SOURCE DOCUMENT:
Wednesday, May 27, 2009

Ashley Montagu on the Child in Human Nature

In my early twenties, I yielded to my desire to keep making connections with the world. I say yielded because I kept meeting people my age who were convinced they already had all the answers they would need in life. But I never lost my interest in learning things. No doubt, the people I met did not count figuring out new gadgets or learning new ways to make money that were so obviously part of keeping up with their crowd. In general, they were convinced they had what they needed. By 21 or 22, they understood enough of life, the world and human nature. Maybe so (...or maybe not, but that's a long tedious story that is still being played out).

Anthropologist Ashley Montagu explains what happened in my case: I yielded to the best parts of me that were still a child. In his 1981 book, Growing Young, he talks about the useful traits of childhood, the traits that too often disappear in our adult years. He writes:
We have only to watch children to see [those traits] clearly displayed: Curiosity is one of the most important; imaginativeness; playfulness; open-mindedness; willingness to experiment; flexibility; humor; energy; receptiveness to new ideas; honesty; eagerness to learn; and perhaps the most pervasive and the most valuable of all, the need to love. All normal children, unless they have been corrupted by their elders, show these qualities every day of their childhood years. They ask questions endlessly... They watch and they listen. They want to know everything about everything [pg. 2-3].

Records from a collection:
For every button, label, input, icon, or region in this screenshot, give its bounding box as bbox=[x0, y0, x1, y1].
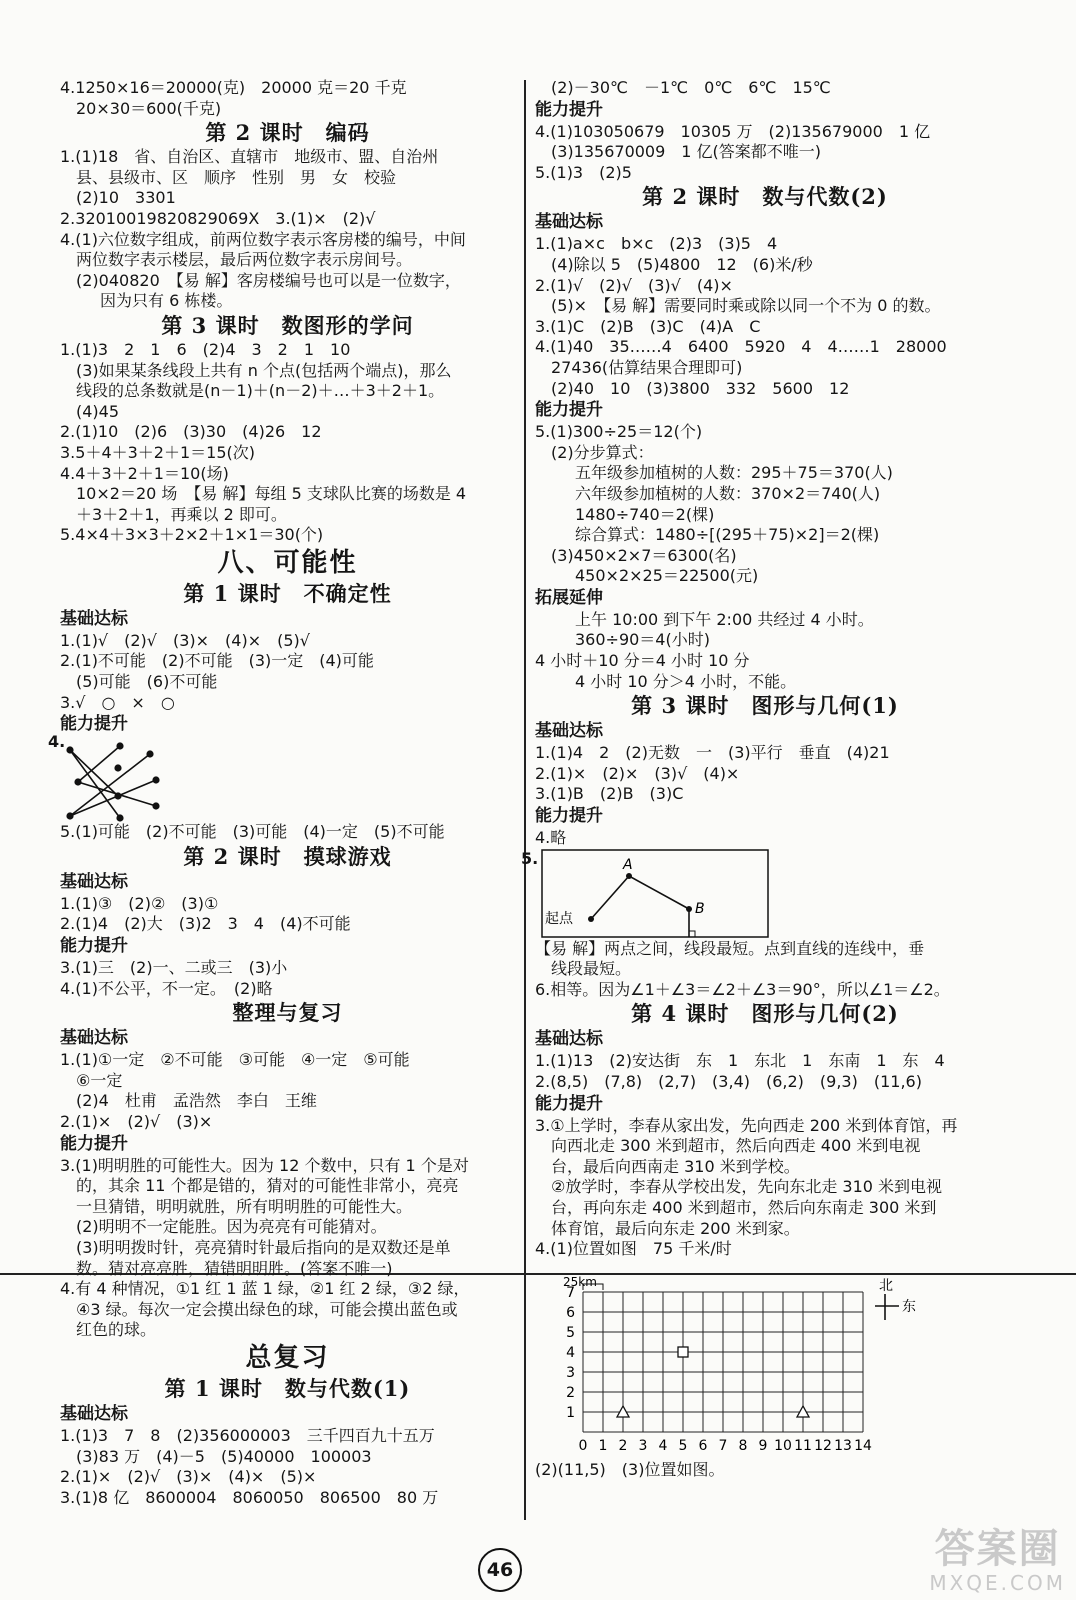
answer-line: (2)40 10 (3)3800 332 5600 12 bbox=[551, 378, 850, 398]
answer-line: 1.(1)a×c b×c (2)3 (3)5 4 bbox=[535, 234, 778, 254]
answer-line: (5)× 【易 解】需要同时乘或除以同一个不为 0 的数。 bbox=[551, 296, 941, 316]
answer-line: 数。猜对亮亮胜，猜错明明胜。(答案不唯一) bbox=[76, 1258, 393, 1278]
match-dot bbox=[114, 765, 121, 772]
column-divider bbox=[524, 80, 526, 1520]
answer-line: 4.有 4 种情况，①1 红 1 蓝 1 绿，②1 红 2 绿，③2 绿， bbox=[60, 1279, 470, 1299]
section-heading: 基础达标 bbox=[60, 1028, 128, 1049]
lesson-title: 第 2 课时 摸球游戏 bbox=[183, 843, 392, 869]
answer-line: 向西北走 300 米到超市，然后向西走 400 米到电视 bbox=[551, 1136, 921, 1156]
answer-line: 360÷90＝4(小时) bbox=[575, 630, 710, 650]
x-tick-label: 0 bbox=[578, 1437, 588, 1454]
answer-line: 线段的总条数就是(n－1)＋(n－2)＋…＋3＋2＋1。 bbox=[76, 381, 445, 401]
answer-line: 3.(1)C (2)B (3)C (4)A C bbox=[535, 316, 761, 336]
route-line bbox=[591, 876, 689, 919]
section-heading: 能力提升 bbox=[535, 1093, 603, 1114]
x-tick-label: 2 bbox=[618, 1437, 628, 1454]
answer-line: 一旦猜错，明明就胜，所有明明胜的可能性大。 bbox=[76, 1196, 413, 1216]
match-dot bbox=[152, 777, 159, 784]
match-dot bbox=[116, 815, 123, 822]
answer-line: (2)－30℃ －1℃ 0℃ 6℃ 15℃ bbox=[551, 78, 831, 97]
answer-line: 3.(1)三 (2)一、二或三 (3)小 bbox=[60, 958, 288, 978]
answer-line: (2)(11,5) (3)位置如图。 bbox=[535, 1459, 725, 1479]
answer-line: (2)明明不一定能胜。因为亮亮有可能猜对。 bbox=[76, 1217, 387, 1237]
match-dot bbox=[116, 743, 123, 750]
section-heading: 能力提升 bbox=[535, 400, 603, 421]
match-dot bbox=[152, 803, 159, 810]
x-tick-label: 6 bbox=[698, 1437, 708, 1454]
answer-line: (3)135670009 1 亿(答案都不唯一) bbox=[551, 142, 822, 162]
answer-line: 体育馆，最后向东走 200 米到家。 bbox=[551, 1218, 800, 1238]
y-tick-label: 6 bbox=[566, 1304, 575, 1321]
section-heading: 能力提升 bbox=[535, 806, 603, 827]
x-tick-label: 3 bbox=[638, 1437, 648, 1454]
x-tick-label: 11 bbox=[794, 1437, 812, 1454]
answer-line: (2)分步算式： bbox=[551, 442, 654, 462]
unit-title: 总复习 bbox=[245, 1342, 330, 1373]
answer-line: (5)可能 (6)不可能 bbox=[76, 672, 218, 692]
answer-line: 【易 解】两点之间，线段最短。点到直线的连线中，垂 bbox=[535, 938, 925, 958]
match-line bbox=[70, 754, 150, 816]
answer-line: 1.(1)3 7 8 (2)356000003 三千四百九十五万 bbox=[60, 1425, 435, 1445]
answer-line: 县、县级市、区 顺序 性别 男 女 校验 bbox=[76, 167, 397, 187]
answer-line: 4 小时 10 分＞4 小时，不能。 bbox=[575, 671, 797, 691]
answer-line: 4 小时＋10 分＝4 小时 10 分 bbox=[535, 651, 750, 671]
east-label: 东 bbox=[902, 1298, 916, 1315]
section-heading: 基础达标 bbox=[535, 721, 603, 742]
answer-line: 4.略 bbox=[535, 828, 567, 848]
route-point bbox=[626, 873, 632, 879]
lesson-title: 第 1 课时 数与代数(1) bbox=[164, 1375, 411, 1401]
x-tick-label: 9 bbox=[758, 1437, 768, 1454]
x-tick-label: 5 bbox=[678, 1437, 688, 1454]
x-tick-label: 14 bbox=[854, 1437, 872, 1454]
answer-line: 4.(1)位置如图 75 千米/时 bbox=[535, 1239, 732, 1259]
answer-line: 六年级参加植树的人数：370×2＝740(人) bbox=[575, 483, 881, 503]
answer-line: (2)10 3301 bbox=[76, 188, 176, 208]
match-dot bbox=[66, 747, 73, 754]
section-heading: 基础达标 bbox=[535, 1029, 603, 1050]
answer-line: 台，最后向西南走 310 米到学校。 bbox=[551, 1156, 800, 1176]
answer-line: 红色的球。 bbox=[76, 1320, 157, 1340]
answer-line: 的，其余 11 个都是错的，猜对的可能性非常小，亮亮 bbox=[76, 1176, 459, 1196]
y-tick-label: 1 bbox=[566, 1404, 575, 1421]
square-marker bbox=[678, 1347, 688, 1357]
y-tick-label: 3 bbox=[566, 1364, 575, 1381]
route-figure bbox=[521, 848, 995, 939]
lesson-title: 第 3 课时 图形与几何(1) bbox=[631, 693, 899, 719]
answer-line: 5.(1)可能 (2)不可能 (3)可能 (4)一定 (5)不可能 bbox=[60, 822, 445, 842]
answer-line: 1.(1)3 2 1 6 (2)4 3 2 1 10 bbox=[60, 339, 351, 359]
lesson-title: 第 1 课时 不确定性 bbox=[183, 580, 392, 606]
scale-label: 25km bbox=[563, 1274, 597, 1289]
answer-line: 20×30＝600(千克) bbox=[76, 98, 222, 118]
watermark-logo-text: 答案圈 bbox=[934, 1526, 1061, 1572]
matching-lines-diagram bbox=[60, 736, 230, 822]
answer-line: ④3 绿。每次一定会摸出绿色的球，可能会摸出蓝色或 bbox=[76, 1299, 458, 1319]
y-tick-label: 7 bbox=[566, 1284, 575, 1301]
map-border bbox=[542, 850, 768, 937]
answer-line: (2)040820 【易 解】客房楼编号也可以是一位数字， bbox=[76, 270, 461, 290]
answer-line: 4.(1)103050679 10305 万 (2)135679000 1 亿 bbox=[535, 121, 931, 141]
answer-line: (3)83 万 (4)－5 (5)40000 100003 bbox=[76, 1446, 372, 1466]
section-heading: 拓展延伸 bbox=[535, 587, 603, 608]
watermark bbox=[929, 1527, 1066, 1595]
section-heading: 基础达标 bbox=[60, 871, 128, 892]
answer-line: (3)明明拨时针，亮亮猜时针最后指向的是双数还是单 bbox=[76, 1237, 451, 1257]
answer-line: 因为只有 6 栋楼。 bbox=[100, 291, 233, 311]
coordinate-grid-figure bbox=[535, 1260, 995, 1460]
section-heading: 能力提升 bbox=[535, 99, 603, 120]
lesson-title: 第 2 课时 编码 bbox=[205, 120, 370, 146]
answer-line: 450×2×25＝22500(元) bbox=[575, 566, 759, 586]
answer-line: 线段最短。 bbox=[551, 959, 632, 979]
x-tick-label: 7 bbox=[718, 1437, 728, 1454]
answer-line: 10×2＝20 场 【易 解】每组 5 支球队比赛的场数是 4 bbox=[76, 484, 467, 504]
section-heading: 基础达标 bbox=[535, 212, 603, 233]
answer-line: 3.(1)明明胜的可能性大。因为 12 个数中，只有 1 个是对 bbox=[60, 1155, 469, 1175]
section-heading: 基础达标 bbox=[60, 1403, 128, 1424]
answer-line: 2.(1)不可能 (2)不可能 (3)一定 (4)可能 bbox=[60, 651, 374, 671]
answer-line: 2.(1)× (2)√ (3)× (4)× (5)× bbox=[60, 1467, 317, 1487]
left-column bbox=[48, 78, 515, 1508]
answer-line: 2.(1)× (2)√ (3)× bbox=[60, 1112, 213, 1131]
y-tick-label: 2 bbox=[566, 1384, 575, 1401]
answer-line: 1.(1)√ (2)√ (3)× (4)× (5)√ bbox=[60, 630, 310, 650]
answer-line: 两位数字表示楼层，最后两位数字表示房间号。 bbox=[76, 250, 413, 270]
point-a-label: A bbox=[623, 856, 633, 873]
answer-line: 6.相等。因为∠1＋∠3＝∠2＋∠3＝90°，所以∠1＝∠2。 bbox=[535, 979, 950, 999]
section-heading: 能力提升 bbox=[60, 1133, 128, 1154]
lesson-title: 第 2 课时 数与代数(2) bbox=[642, 184, 888, 210]
answer-line: (3)如果某条线段上共有 n 个点(包括两个端点)，那么 bbox=[76, 360, 452, 380]
matching-figure bbox=[48, 732, 515, 822]
x-tick-label: 10 bbox=[774, 1437, 792, 1454]
answer-line: 3.①上学时，李春从家出发，先向西走 200 米到体育馆，再 bbox=[535, 1115, 958, 1135]
x-tick-label: 13 bbox=[834, 1437, 852, 1454]
match-dot bbox=[114, 793, 121, 800]
answer-line: 4.4＋3＋2＋1＝10(场) bbox=[60, 463, 229, 483]
start-point-label: 起点 bbox=[545, 910, 573, 927]
question-number: 4. bbox=[48, 732, 66, 752]
match-line bbox=[70, 780, 156, 816]
section-heading: 能力提升 bbox=[60, 936, 128, 957]
match-line bbox=[70, 750, 118, 796]
answer-line: 5.(1)3 (2)5 bbox=[535, 162, 632, 182]
route-diagram bbox=[541, 849, 771, 939]
answer-line: 1.(1)③ (2)② (3)① bbox=[60, 893, 219, 913]
answer-line: 1.(1)4 2 (2)无数 一 (3)平行 垂直 (4)21 bbox=[535, 743, 890, 763]
answer-line: 4.(1)不公平，不一定。 (2)略 bbox=[60, 978, 273, 998]
answer-line: 2.(1)4 (2)大 (3)2 3 4 (4)不可能 bbox=[60, 914, 351, 934]
answer-line: ＋3＋2＋1，再乘以 2 即可。 bbox=[76, 504, 287, 524]
y-tick-label: 4 bbox=[566, 1344, 575, 1361]
answer-line: 1480÷740＝2(棵) bbox=[575, 504, 715, 524]
answer-line: 5.(1)300÷25＝12(个) bbox=[535, 422, 703, 442]
question-number: 5. bbox=[521, 848, 539, 868]
route-point bbox=[686, 906, 692, 912]
match-dot bbox=[146, 751, 153, 758]
lesson-title: 第 4 课时 图形与几何(2) bbox=[631, 1001, 899, 1027]
x-tick-label: 4 bbox=[658, 1437, 668, 1454]
answer-line: 上午 10:00 到下午 2:00 共经过 4 小时。 bbox=[575, 609, 874, 629]
y-tick-label: 5 bbox=[566, 1324, 575, 1341]
route-point bbox=[588, 916, 594, 922]
answer-line: 4.(1)40 35……4 6400 5920 4 4……1 28000 bbox=[535, 337, 947, 357]
answer-line: 27436(估算结果合理即可) bbox=[551, 357, 743, 377]
answer-line: ②放学时，李春从学校出发，先向东北走 310 米到电视 bbox=[551, 1177, 943, 1197]
answer-line: 1.(1)13 (2)安达街 东 1 东北 1 东南 1 东 4 bbox=[535, 1051, 945, 1071]
answer-line: 2.32010019820829069X 3.(1)× (2)√ bbox=[60, 208, 376, 228]
section-heading: 能力提升 bbox=[60, 714, 128, 735]
answer-line: 2.(1)√ (2)√ (3)√ (4)× bbox=[535, 275, 733, 295]
answer-line: 2.(8,5) (7,8) (2,7) (3,4) (6,2) (9,3) (11,6) bbox=[535, 1072, 922, 1091]
answer-line: 4.1250×16＝20000(克) 20000 克＝20 千克 bbox=[60, 78, 407, 97]
answer-line: ⑥一定 bbox=[76, 1070, 123, 1090]
answer-line: 3.5＋4＋3＋2＋1＝15(次) bbox=[60, 442, 256, 462]
answer-line: (2)4 杜甫 孟浩然 李白 王维 bbox=[76, 1091, 317, 1111]
right-column bbox=[521, 78, 995, 1480]
answer-line: 1.(1)18 省、自治区、直辖市 地级市、盟、自治州 bbox=[60, 147, 439, 167]
unit-title: 八、可能性 bbox=[217, 547, 358, 578]
answer-line: 五年级参加植树的人数：295＋75＝370(人) bbox=[575, 463, 893, 483]
section-heading: 基础达标 bbox=[60, 608, 128, 629]
answer-line: 3.(1)B (2)B (3)C bbox=[535, 784, 684, 804]
answer-line: 2.(1)× (2)× (3)√ (4)× bbox=[535, 763, 740, 783]
lesson-title: 第 3 课时 数图形的学问 bbox=[161, 312, 414, 338]
answer-line: (4)45 bbox=[76, 401, 120, 421]
answer-line: (4)除以 5 (5)4800 12 (6)米/秒 bbox=[551, 254, 813, 274]
coordinate-grid bbox=[535, 1260, 935, 1460]
answer-line: 2.(1)10 (2)6 (3)30 (4)26 12 bbox=[60, 422, 322, 442]
answer-line: 综合算式：1480÷[(295＋75)×2]＝2(棵) bbox=[575, 525, 880, 545]
x-tick-label: 1 bbox=[598, 1437, 608, 1454]
answer-line: 4.(1)六位数字组成，前两位数字表示客房楼的编号，中间 bbox=[60, 229, 466, 249]
answer-line: 3.√ ○ × ○ bbox=[60, 692, 175, 712]
answer-line: 1.(1)①一定 ②不可能 ③可能 ④一定 ⑤可能 bbox=[60, 1050, 410, 1070]
answer-line: 5.4×4＋3×3＋2×2＋1×1＝30(个) bbox=[60, 525, 324, 545]
answer-line: 3.(1)8 亿 8600004 8060050 806500 80 万 bbox=[60, 1487, 439, 1507]
point-b-label: B bbox=[695, 900, 705, 917]
north-label: 北 bbox=[879, 1277, 893, 1294]
right-angle-mark bbox=[689, 931, 695, 937]
match-dot bbox=[74, 779, 81, 786]
watermark-url: MXQE.COM bbox=[929, 1571, 1066, 1595]
x-tick-label: 8 bbox=[738, 1437, 748, 1454]
answer-line: (3)450×2×7＝6300(名) bbox=[551, 545, 737, 565]
lesson-title: 整理与复习 bbox=[232, 1000, 343, 1026]
page-number: 46 bbox=[478, 1548, 522, 1592]
x-tick-label: 12 bbox=[814, 1437, 832, 1454]
match-dot bbox=[66, 813, 73, 820]
answer-line: 台，再向东走 400 米到超市，然后向东南走 300 米到 bbox=[551, 1197, 937, 1217]
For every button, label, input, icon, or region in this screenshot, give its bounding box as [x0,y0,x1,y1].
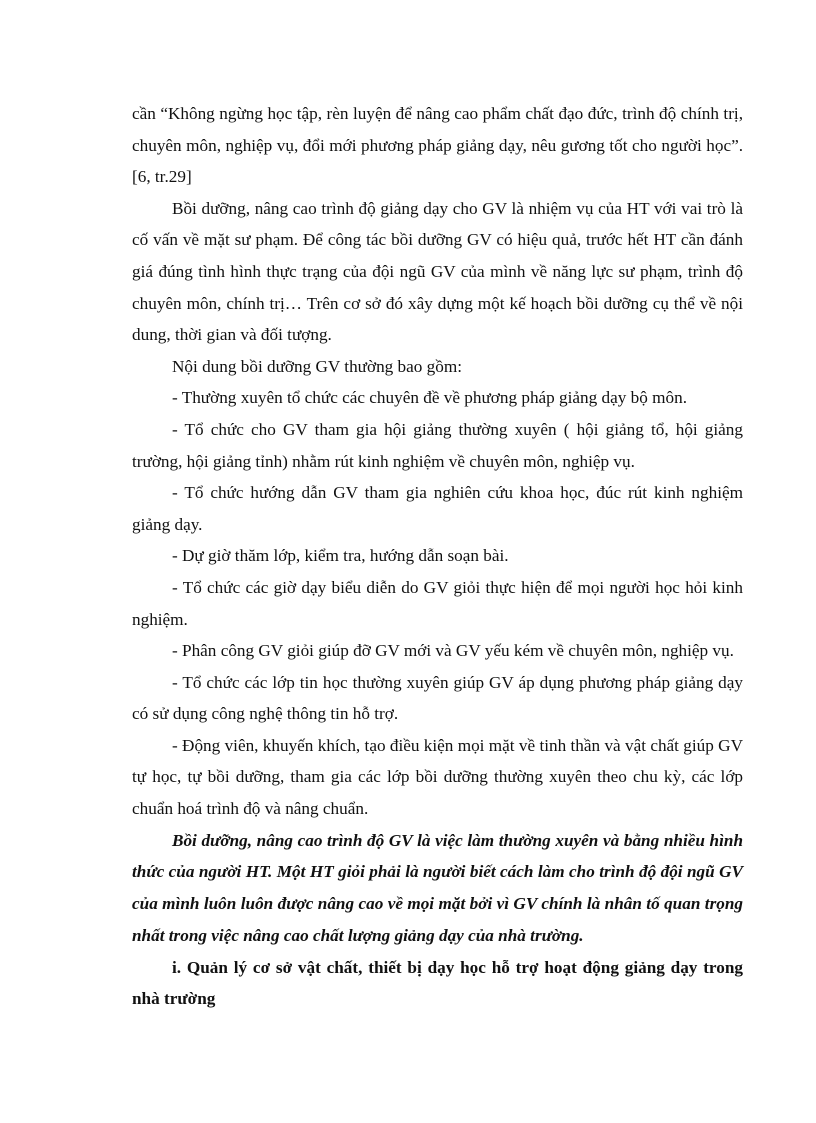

JOB: Do the following statements agree with the post on Ashley Montagu? Answer yes or no for each, quoting the words from the post that decide it. (a) Growing Young came out in 1981. (b) The people the writer met in their early twenties were eager to keep learning about life. (c) Montagu calls the need to love perhaps the most valuable of the childhood traits.

FINISHED ANSWER:
(a) Yes: "In his 1981 book, Growing Young"
(b) No: "In general, they were convinced they had what they needed."
(c) Yes: "and perhaps the most pervasive and the most valuable of all, the need to love."